§ Problem:
Filter the entries below, keeping every line that has the word "tarmoqlarida".

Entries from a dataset
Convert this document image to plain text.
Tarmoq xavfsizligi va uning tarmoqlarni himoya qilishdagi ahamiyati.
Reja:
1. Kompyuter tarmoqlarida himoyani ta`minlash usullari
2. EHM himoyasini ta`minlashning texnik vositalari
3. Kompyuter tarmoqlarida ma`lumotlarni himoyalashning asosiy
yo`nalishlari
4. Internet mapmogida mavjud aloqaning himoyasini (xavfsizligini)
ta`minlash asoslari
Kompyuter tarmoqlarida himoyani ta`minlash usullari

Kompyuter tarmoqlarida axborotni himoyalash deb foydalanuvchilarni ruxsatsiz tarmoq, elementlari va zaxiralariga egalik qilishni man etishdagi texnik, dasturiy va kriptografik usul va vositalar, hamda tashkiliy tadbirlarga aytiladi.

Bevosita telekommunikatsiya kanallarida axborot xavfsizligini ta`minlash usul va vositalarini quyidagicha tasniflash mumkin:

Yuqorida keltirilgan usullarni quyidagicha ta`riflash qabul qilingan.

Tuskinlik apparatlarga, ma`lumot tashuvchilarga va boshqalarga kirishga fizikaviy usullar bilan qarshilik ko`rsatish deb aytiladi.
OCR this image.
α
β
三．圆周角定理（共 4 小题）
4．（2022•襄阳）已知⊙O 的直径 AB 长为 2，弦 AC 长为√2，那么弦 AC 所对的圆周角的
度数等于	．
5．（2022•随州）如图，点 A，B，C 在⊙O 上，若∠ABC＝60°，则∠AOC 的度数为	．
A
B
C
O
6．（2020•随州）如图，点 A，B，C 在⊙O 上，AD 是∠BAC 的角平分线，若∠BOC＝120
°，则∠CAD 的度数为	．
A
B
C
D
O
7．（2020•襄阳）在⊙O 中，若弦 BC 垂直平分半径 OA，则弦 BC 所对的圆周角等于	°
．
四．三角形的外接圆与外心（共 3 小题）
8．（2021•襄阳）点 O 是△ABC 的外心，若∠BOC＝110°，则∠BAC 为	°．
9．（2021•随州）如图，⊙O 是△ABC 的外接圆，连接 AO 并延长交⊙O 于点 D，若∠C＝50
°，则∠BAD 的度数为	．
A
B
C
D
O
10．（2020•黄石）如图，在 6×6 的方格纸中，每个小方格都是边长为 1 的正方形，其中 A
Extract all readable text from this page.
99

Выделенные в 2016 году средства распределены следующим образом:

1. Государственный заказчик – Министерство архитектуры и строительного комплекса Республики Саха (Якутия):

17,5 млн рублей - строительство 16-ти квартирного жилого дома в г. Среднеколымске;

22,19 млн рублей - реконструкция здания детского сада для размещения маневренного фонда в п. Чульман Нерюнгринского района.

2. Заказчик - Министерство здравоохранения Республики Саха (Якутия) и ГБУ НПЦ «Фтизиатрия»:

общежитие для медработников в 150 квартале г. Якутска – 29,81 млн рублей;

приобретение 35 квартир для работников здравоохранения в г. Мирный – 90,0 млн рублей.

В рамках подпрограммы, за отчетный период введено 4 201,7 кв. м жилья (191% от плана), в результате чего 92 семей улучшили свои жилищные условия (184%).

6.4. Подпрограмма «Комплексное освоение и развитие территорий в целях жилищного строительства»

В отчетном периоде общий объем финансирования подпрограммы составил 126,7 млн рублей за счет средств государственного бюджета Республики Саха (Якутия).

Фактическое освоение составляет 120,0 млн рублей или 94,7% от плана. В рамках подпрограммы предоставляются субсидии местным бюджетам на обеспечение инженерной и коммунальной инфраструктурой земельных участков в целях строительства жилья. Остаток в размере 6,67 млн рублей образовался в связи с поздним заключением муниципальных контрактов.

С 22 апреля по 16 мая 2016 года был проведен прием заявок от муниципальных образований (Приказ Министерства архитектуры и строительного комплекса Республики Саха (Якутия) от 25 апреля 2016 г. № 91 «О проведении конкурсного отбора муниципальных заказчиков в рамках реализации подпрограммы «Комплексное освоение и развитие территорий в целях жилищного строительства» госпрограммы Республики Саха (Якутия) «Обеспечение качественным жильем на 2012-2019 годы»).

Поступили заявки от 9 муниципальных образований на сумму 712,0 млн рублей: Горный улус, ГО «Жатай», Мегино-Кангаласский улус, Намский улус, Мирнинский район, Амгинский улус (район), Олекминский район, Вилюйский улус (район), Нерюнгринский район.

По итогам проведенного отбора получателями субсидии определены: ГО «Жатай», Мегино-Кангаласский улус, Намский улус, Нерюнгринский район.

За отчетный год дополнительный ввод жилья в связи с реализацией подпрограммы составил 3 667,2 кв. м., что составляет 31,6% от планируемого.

§ Written response:
1. Kompyuter tarmoqlarida himoyani ta`minlash usullari
3. Kompyuter tarmoqlarida ma`lumotlarni himoyalashning asosiy
Kompyuter tarmoqlarida himoyani ta`minlash usullari
Kompyuter tarmoqlarida axborotni himoyalash deb foydalanuvchilarni ruxsatsiz tarmoq, elementlari va zaxiralariga egalik qilishni man etishdagi texnik, dasturiy va kriptografik usul va vositalar, hamda tashkiliy tadbirlarga aytiladi.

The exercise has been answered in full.